(Stored records)
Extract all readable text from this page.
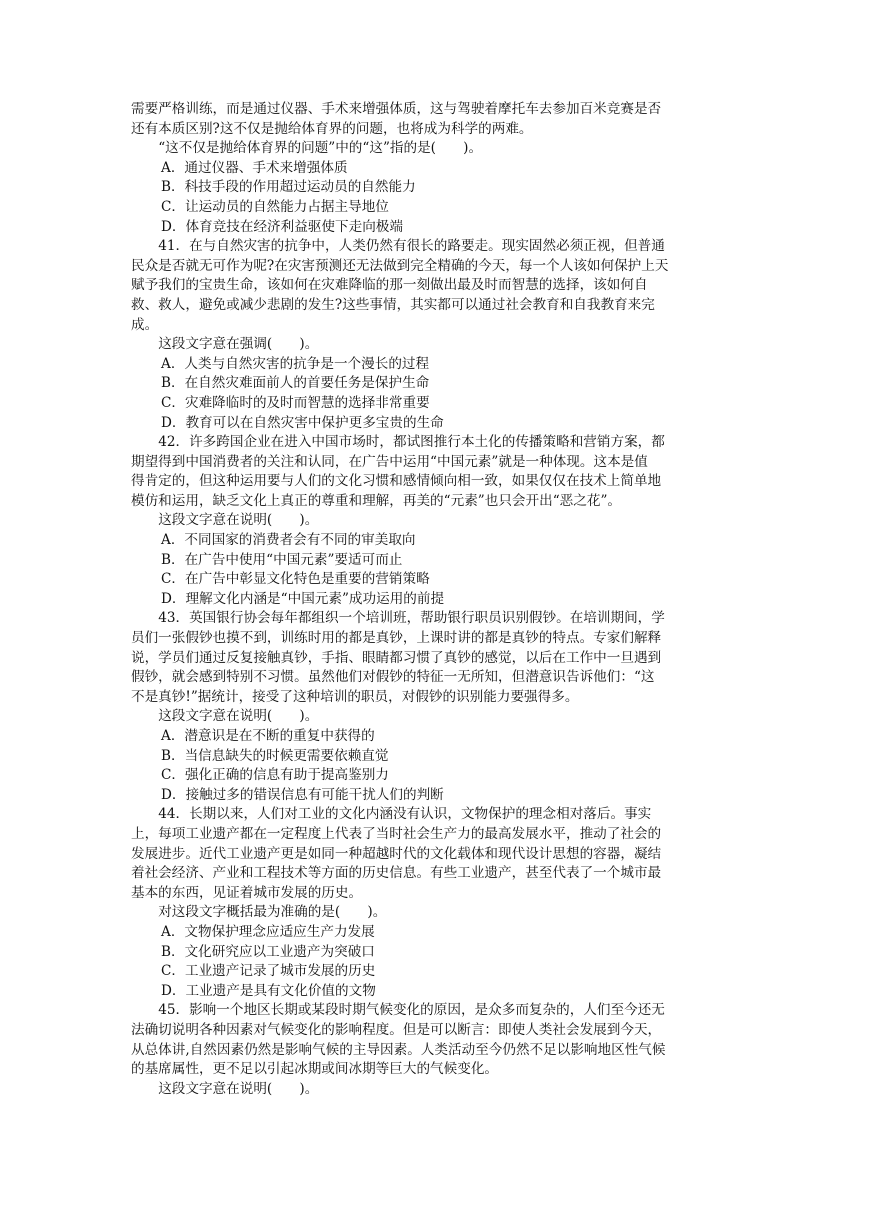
需要严格训练，而是通过仪器、手术来增强体质，这与驾驶着摩托车去参加百米竞赛是否

还有本质区别?这不仅是抛给体育界的问题，也将成为科学的两难。

“这不仅是抛给体育界的问题”中的“这”指的是(　　)。

A．通过仪器、手术来增强体质

B．科技手段的作用超过运动员的自然能力

C．让运动员的自然能力占据主导地位

D．体育竞技在经济利益驱使下走向极端

41．在与自然灾害的抗争中，人类仍然有很长的路要走。现实固然必须正视，但普通

民众是否就无可作为呢?在灾害预测还无法做到完全精确的今天，每一个人该如何保护上天

赋予我们的宝贵生命，该如何在灾难降临的那一刻做出最及时而智慧的选择，该如何自

救、救人，避免或减少悲剧的发生?这些事情，其实都可以通过社会教育和自我教育来完

成。

这段文字意在强调(　　)。

A．人类与自然灾害的抗争是一个漫长的过程

B．在自然灾难面前人的首要任务是保护生命

C．灾难降临时的及时而智慧的选择非常重要

D．教育可以在自然灾害中保护更多宝贵的生命

42．许多跨国企业在进入中国市场时，都试图推行本土化的传播策略和营销方案，都

期望得到中国消费者的关注和认同，在广告中运用“中国元素”就是一种体现。这本是值

得肯定的，但这种运用要与人们的文化习惯和感情倾向相一致，如果仅仅在技术上简单地

模仿和运用，缺乏文化上真正的尊重和理解，再美的“元素”也只会开出“恶之花”。

这段文字意在说明(　　)。

A．不同国家的消费者会有不同的审美取向

B．在广告中使用“中国元素”要适可而止

C．在广告中彰显文化特色是重要的营销策略

D．理解文化内涵是“中国元素”成功运用的前提

43．英国银行协会每年都组织一个培训班，帮助银行职员识别假钞。在培训期间，学

员们一张假钞也摸不到，训练时用的都是真钞，上课时讲的都是真钞的特点。专家们解释

说，学员们通过反复接触真钞，手指、眼睛都习惯了真钞的感觉，以后在工作中一旦遇到

假钞，就会感到特别不习惯。虽然他们对假钞的特征一无所知，但潜意识告诉他们：“这

不是真钞!”据统计，接受了这种培训的职员，对假钞的识别能力要强得多。

这段文字意在说明(　　)。

A．潜意识是在不断的重复中获得的

B．当信息缺失的时候更需要依赖直觉

C．强化正确的信息有助于提高鉴别力

D．接触过多的错误信息有可能干扰人们的判断

44．长期以来，人们对工业的文化内涵没有认识，文物保护的理念相对落后。事实

上，每项工业遗产都在一定程度上代表了当时社会生产力的最高发展水平，推动了社会的

发展进步。近代工业遗产更是如同一种超越时代的文化载体和现代设计思想的容器，凝结

着社会经济、产业和工程技术等方面的历史信息。有些工业遗产，甚至代表了一个城市最

基本的东西，见证着城市发展的历史。

对这段文字概括最为准确的是(　　)。

A．文物保护理念应适应生产力发展

B．文化研究应以工业遗产为突破口

C．工业遗产记录了城市发展的历史

D．工业遗产是具有文化价值的文物

45．影响一个地区长期或某段时期气候变化的原因，是众多而复杂的，人们至今还无

法确切说明各种因素对气候变化的影响程度。但是可以断言：即使人类社会发展到今天，

从总体讲,自然因素仍然是影响气候的主导因素。人类活动至今仍然不足以影响地区性气候

的基席属性，更不足以引起冰期或间冰期等巨大的气候变化。

这段文字意在说明(　　)。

§ Exercise prompt: Copy every line of the listing where the word "手术来增强体质" appears.

§ Written reply:
需要严格训练，而是通过仪器、手术来增强体质，这与驾驶着摩托车去参加百米竞赛是否
A．通过仪器、手术来增强体质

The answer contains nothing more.